● Do this: Find the line that contains "Give me a plain-text". Then set down that line and all the lines after it, to the end of the records, exactly and with nothing added.

(Stored entries)
◆ ◆ ◆ ◆

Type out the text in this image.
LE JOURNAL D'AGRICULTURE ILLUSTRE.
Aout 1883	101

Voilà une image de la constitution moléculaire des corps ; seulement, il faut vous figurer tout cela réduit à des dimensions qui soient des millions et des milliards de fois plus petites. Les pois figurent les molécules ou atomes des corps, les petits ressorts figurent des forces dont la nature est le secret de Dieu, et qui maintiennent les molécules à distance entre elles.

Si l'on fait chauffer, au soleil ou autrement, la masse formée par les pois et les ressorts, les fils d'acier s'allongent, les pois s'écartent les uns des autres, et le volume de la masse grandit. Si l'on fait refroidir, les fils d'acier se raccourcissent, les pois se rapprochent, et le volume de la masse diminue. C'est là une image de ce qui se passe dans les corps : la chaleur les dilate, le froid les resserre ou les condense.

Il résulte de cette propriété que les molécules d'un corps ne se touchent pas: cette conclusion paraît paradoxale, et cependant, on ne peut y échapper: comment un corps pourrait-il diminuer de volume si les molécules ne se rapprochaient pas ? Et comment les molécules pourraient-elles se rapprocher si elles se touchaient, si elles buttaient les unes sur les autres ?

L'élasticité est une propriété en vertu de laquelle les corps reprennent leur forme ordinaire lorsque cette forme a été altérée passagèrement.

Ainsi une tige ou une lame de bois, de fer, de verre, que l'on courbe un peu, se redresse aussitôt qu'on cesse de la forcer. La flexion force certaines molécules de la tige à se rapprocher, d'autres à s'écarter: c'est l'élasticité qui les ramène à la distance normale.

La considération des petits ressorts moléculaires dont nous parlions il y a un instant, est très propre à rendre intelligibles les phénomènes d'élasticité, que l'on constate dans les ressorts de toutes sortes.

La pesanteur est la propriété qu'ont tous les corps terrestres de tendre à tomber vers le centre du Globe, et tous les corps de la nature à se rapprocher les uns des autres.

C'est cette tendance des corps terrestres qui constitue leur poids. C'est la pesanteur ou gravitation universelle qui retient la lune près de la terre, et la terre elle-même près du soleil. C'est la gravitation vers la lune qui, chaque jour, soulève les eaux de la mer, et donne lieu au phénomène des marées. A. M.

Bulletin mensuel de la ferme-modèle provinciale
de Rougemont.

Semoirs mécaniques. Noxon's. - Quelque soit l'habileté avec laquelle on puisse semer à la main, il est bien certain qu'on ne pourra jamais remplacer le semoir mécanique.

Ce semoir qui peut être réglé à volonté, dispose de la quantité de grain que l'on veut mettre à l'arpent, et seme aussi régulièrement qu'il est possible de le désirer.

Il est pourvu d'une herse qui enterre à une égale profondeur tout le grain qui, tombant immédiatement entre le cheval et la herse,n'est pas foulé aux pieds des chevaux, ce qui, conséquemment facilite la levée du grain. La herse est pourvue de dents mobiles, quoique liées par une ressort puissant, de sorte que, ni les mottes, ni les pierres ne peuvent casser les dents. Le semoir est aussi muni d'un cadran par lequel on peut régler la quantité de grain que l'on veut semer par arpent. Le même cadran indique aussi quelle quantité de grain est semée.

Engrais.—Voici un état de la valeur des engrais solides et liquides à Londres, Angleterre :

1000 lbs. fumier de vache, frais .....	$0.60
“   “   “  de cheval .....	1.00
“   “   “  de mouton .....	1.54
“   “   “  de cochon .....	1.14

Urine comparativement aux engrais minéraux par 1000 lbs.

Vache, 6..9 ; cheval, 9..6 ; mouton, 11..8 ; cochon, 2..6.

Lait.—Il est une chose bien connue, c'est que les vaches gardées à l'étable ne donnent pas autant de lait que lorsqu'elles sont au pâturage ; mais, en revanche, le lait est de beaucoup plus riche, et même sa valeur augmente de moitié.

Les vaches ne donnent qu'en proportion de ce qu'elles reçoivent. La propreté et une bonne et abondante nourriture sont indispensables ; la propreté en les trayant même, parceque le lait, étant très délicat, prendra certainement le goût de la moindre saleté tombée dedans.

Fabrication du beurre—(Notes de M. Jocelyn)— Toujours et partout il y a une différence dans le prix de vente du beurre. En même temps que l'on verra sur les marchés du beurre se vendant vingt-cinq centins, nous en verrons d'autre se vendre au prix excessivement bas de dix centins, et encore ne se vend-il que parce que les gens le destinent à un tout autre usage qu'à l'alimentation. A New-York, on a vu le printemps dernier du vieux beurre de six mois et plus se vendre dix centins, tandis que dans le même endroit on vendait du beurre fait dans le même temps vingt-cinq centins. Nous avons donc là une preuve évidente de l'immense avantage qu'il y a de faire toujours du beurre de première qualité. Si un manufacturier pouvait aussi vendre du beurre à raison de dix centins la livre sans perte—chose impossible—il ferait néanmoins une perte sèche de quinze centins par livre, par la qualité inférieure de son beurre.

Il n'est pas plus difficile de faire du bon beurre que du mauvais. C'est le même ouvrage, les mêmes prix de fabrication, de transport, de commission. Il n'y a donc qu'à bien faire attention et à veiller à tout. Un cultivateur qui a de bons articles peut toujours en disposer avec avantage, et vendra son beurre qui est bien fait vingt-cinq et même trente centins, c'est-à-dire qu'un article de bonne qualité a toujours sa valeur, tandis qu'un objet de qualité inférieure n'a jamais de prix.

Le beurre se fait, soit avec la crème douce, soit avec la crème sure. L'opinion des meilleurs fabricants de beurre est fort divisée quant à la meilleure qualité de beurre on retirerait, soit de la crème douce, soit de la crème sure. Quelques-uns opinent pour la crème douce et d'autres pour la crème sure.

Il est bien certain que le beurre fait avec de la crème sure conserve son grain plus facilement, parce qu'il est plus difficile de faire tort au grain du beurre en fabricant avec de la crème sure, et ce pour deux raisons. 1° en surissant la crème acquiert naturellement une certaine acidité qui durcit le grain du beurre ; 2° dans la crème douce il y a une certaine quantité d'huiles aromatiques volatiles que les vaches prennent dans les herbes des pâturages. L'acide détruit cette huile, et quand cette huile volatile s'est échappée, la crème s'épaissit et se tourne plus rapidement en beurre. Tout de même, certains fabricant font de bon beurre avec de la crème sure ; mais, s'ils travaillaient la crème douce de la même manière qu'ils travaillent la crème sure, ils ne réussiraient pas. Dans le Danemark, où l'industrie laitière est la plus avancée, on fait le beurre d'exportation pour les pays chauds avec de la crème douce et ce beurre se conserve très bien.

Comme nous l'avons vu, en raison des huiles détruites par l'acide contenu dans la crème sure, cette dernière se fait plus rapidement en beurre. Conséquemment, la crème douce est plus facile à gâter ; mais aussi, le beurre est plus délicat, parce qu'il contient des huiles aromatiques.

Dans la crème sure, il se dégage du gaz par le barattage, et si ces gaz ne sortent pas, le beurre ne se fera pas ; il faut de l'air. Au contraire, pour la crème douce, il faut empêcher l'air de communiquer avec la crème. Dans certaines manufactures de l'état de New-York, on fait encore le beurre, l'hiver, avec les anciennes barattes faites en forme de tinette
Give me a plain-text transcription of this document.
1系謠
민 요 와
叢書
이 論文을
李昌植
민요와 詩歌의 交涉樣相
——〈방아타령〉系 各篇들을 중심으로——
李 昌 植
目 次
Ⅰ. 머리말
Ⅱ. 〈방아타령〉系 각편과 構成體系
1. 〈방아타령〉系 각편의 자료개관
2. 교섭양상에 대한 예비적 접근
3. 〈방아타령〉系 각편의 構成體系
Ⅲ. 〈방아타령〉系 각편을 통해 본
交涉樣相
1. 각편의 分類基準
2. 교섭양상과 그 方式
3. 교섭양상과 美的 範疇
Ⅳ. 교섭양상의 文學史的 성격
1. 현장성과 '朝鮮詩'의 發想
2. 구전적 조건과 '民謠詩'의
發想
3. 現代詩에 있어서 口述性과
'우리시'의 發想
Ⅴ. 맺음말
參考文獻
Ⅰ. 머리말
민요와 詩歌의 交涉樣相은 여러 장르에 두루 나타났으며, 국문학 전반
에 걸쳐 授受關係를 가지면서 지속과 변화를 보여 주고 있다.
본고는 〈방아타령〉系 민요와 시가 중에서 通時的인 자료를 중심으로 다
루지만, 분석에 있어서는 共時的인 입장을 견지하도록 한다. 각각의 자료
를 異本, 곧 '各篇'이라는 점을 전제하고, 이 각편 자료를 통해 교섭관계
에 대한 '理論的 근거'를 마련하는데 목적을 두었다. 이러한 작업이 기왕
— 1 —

◆ ◆ ◆ ◆

● Exercise solution:
Give me a plain-text transcription of this document.
1系謠
민 요 와
叢書
이 論文을
李昌植
민요와 詩歌의 交涉樣相
——〈방아타령〉系 各篇들을 중심으로——
李 昌 植
目 次
Ⅰ. 머리말
Ⅱ. 〈방아타령〉系 각편과 構成體系
1. 〈방아타령〉系 각편의 자료개관
2. 교섭양상에 대한 예비적 접근
3. 〈방아타령〉系 각편의 構成體系
Ⅲ. 〈방아타령〉系 각편을 통해 본
交涉樣相
1. 각편의 分類基準
2. 교섭양상과 그 方式
3. 교섭양상과 美的 範疇
Ⅳ. 교섭양상의 文學史的 성격
1. 현장성과 '朝鮮詩'의 發想
2. 구전적 조건과 '民謠詩'의
發想
3. 現代詩에 있어서 口述性과
'우리시'의 發想
Ⅴ. 맺음말
參考文獻
Ⅰ. 머리말
민요와 詩歌의 交涉樣相은 여러 장르에 두루 나타났으며, 국문학 전반
에 걸쳐 授受關係를 가지면서 지속과 변화를 보여 주고 있다.
본고는 〈방아타령〉系 민요와 시가 중에서 通時的인 자료를 중심으로 다
루지만, 분석에 있어서는 共時的인 입장을 견지하도록 한다. 각각의 자료
를 異本, 곧 '各篇'이라는 점을 전제하고, 이 각편 자료를 통해 교섭관계
에 대한 '理論的 근거'를 마련하는데 목적을 두었다. 이러한 작업이 기왕
— 1 —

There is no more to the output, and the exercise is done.